# Brief:
From the entries that follow, list every line in which the string "name" appears.
"""
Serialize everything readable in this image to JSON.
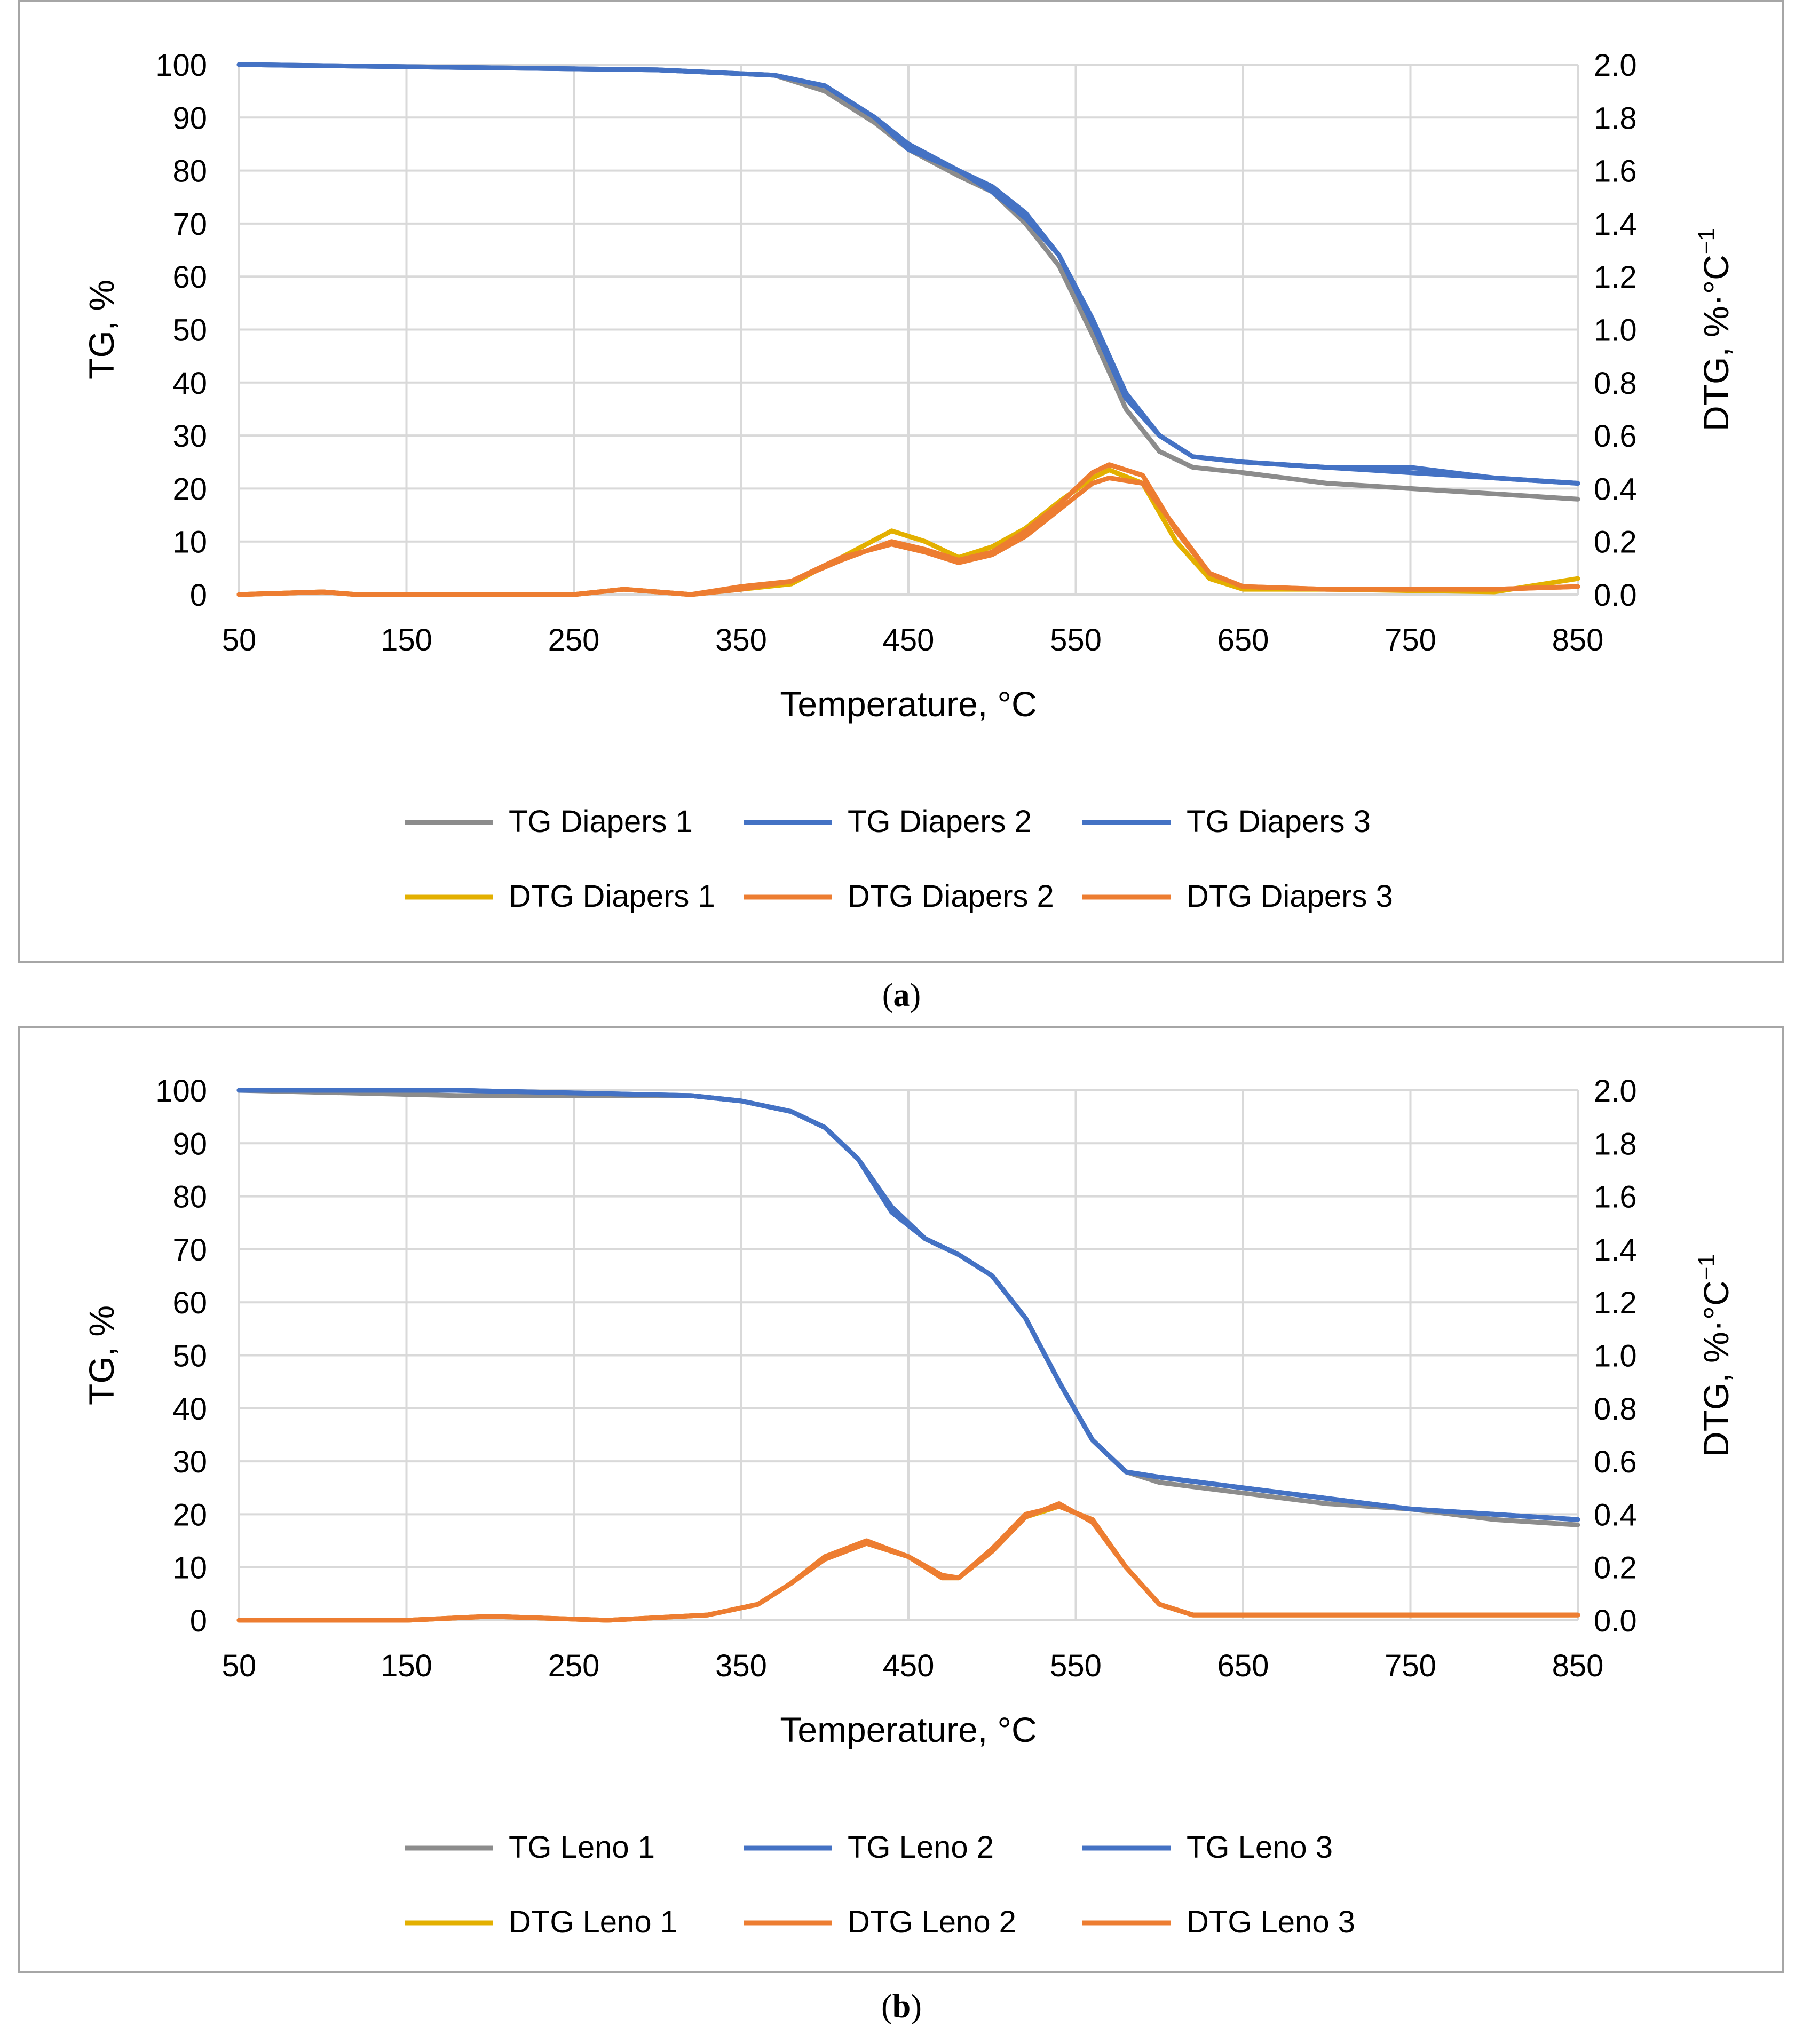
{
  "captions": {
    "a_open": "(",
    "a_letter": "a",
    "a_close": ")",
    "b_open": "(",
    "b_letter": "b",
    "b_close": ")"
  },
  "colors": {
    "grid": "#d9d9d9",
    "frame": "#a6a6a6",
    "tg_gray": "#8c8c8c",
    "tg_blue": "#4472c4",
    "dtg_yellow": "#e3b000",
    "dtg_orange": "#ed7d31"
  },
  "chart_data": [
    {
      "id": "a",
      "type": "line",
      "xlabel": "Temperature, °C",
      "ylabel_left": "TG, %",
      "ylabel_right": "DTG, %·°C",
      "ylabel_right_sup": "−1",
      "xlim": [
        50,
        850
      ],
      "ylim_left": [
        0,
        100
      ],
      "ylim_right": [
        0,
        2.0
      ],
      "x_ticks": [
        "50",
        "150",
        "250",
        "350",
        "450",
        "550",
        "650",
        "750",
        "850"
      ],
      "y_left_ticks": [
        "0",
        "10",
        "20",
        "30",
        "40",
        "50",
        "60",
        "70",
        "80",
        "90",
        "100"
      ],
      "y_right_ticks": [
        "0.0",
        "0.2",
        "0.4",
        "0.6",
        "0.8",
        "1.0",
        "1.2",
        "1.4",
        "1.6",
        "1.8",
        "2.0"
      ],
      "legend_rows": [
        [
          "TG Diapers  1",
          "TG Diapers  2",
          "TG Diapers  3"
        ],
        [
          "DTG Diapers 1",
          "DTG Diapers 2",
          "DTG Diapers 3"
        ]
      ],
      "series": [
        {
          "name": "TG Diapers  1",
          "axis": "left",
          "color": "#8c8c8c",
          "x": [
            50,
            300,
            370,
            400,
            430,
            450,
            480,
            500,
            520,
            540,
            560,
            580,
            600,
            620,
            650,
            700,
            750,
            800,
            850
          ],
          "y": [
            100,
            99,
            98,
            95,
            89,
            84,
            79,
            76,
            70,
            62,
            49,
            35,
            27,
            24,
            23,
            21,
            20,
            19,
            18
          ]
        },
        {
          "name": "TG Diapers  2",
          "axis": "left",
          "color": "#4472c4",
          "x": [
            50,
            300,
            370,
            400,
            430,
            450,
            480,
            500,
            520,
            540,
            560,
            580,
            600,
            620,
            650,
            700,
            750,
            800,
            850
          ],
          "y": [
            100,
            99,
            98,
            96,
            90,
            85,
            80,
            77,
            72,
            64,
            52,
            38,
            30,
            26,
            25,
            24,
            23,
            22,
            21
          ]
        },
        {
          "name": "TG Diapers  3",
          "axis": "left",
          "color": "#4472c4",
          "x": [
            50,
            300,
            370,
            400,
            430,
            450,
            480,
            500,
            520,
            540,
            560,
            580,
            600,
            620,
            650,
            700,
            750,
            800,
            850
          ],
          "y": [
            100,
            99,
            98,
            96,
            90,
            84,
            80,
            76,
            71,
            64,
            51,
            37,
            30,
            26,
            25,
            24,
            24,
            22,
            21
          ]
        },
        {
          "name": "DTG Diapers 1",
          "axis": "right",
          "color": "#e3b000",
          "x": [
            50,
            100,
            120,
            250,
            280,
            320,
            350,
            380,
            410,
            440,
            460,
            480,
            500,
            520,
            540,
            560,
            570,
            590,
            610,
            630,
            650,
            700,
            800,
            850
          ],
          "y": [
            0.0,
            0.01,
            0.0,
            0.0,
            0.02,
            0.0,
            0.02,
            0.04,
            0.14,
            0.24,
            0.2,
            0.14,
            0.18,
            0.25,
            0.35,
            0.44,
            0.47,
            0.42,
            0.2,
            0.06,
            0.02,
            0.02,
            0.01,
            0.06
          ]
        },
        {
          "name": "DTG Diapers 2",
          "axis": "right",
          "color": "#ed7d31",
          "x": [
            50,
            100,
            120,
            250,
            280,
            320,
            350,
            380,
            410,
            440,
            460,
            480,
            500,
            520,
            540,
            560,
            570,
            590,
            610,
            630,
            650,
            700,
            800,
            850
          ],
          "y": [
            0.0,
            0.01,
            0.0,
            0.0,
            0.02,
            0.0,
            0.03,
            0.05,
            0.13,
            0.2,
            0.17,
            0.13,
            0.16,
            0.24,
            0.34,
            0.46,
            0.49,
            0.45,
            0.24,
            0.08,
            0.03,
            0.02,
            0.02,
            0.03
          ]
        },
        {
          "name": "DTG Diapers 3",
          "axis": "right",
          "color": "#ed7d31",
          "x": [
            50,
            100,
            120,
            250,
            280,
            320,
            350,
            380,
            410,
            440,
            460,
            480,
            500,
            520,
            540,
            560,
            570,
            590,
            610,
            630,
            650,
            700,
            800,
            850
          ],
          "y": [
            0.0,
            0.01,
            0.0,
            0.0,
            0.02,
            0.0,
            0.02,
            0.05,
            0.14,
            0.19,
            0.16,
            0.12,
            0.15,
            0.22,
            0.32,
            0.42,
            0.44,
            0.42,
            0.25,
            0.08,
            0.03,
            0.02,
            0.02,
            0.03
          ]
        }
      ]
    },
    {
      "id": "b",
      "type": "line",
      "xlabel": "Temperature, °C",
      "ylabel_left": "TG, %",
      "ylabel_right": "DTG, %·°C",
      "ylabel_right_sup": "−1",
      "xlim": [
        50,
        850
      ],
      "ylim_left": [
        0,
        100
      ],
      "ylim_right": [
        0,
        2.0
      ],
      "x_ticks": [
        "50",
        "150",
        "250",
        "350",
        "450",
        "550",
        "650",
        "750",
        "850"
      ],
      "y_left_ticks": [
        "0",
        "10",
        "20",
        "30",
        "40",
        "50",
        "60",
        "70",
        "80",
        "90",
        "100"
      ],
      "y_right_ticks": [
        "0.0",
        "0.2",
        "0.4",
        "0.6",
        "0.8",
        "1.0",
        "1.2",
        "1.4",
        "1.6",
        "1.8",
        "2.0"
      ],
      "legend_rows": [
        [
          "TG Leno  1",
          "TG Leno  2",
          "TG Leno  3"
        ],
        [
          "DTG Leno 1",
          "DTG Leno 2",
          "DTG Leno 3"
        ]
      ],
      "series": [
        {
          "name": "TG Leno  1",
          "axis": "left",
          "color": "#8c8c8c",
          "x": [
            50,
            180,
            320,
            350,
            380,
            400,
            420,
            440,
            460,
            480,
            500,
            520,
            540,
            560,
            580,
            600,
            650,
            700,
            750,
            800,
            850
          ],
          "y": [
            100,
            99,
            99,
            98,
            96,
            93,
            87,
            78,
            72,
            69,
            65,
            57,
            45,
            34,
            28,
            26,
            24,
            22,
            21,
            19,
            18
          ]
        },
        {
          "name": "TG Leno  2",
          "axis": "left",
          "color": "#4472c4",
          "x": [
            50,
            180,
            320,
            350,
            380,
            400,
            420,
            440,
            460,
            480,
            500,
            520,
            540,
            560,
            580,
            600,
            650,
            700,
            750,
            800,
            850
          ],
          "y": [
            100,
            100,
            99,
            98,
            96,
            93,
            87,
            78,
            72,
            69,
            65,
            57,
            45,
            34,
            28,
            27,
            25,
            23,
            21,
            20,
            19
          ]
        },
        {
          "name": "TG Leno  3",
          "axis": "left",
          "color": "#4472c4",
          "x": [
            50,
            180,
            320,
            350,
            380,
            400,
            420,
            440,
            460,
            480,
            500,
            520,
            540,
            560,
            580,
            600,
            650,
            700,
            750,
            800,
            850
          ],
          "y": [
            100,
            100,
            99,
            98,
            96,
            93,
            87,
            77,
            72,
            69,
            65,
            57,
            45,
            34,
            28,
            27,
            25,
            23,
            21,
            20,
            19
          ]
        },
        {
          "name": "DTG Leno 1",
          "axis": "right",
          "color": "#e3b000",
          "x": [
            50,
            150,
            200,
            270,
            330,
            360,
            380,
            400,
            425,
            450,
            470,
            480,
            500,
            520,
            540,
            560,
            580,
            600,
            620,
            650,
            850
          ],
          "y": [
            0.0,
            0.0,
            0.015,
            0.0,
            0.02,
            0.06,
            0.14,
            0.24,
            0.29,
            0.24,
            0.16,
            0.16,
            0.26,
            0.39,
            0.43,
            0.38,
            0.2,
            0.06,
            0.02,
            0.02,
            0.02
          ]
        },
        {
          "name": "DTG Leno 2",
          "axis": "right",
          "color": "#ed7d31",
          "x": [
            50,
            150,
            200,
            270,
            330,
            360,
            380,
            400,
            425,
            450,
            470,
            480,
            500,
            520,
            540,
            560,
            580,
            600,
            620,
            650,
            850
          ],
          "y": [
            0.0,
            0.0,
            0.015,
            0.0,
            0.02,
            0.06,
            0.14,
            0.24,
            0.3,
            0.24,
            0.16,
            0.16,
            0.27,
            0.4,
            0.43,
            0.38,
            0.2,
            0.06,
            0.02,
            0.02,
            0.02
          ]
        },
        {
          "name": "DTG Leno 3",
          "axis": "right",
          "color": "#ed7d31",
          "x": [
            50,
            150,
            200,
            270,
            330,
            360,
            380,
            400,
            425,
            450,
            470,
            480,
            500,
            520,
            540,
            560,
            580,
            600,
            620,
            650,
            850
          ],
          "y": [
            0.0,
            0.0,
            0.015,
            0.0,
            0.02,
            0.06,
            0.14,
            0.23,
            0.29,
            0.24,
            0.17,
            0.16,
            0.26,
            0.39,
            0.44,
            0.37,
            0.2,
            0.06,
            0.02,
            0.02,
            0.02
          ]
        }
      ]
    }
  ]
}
"""
# Task answer:
          "name": "TG Diapers  1",
          "name": "TG Diapers  2",
          "name": "TG Diapers  3",
          "name": "DTG Diapers 1",
          "name": "DTG Diapers 2",
          "name": "DTG Diapers 3",
          "name": "TG Leno  1",
          "name": "TG Leno  2",
          "name": "TG Leno  3",
          "name": "DTG Leno 1",
          "name": "DTG Leno 2",
          "name": "DTG Leno 3",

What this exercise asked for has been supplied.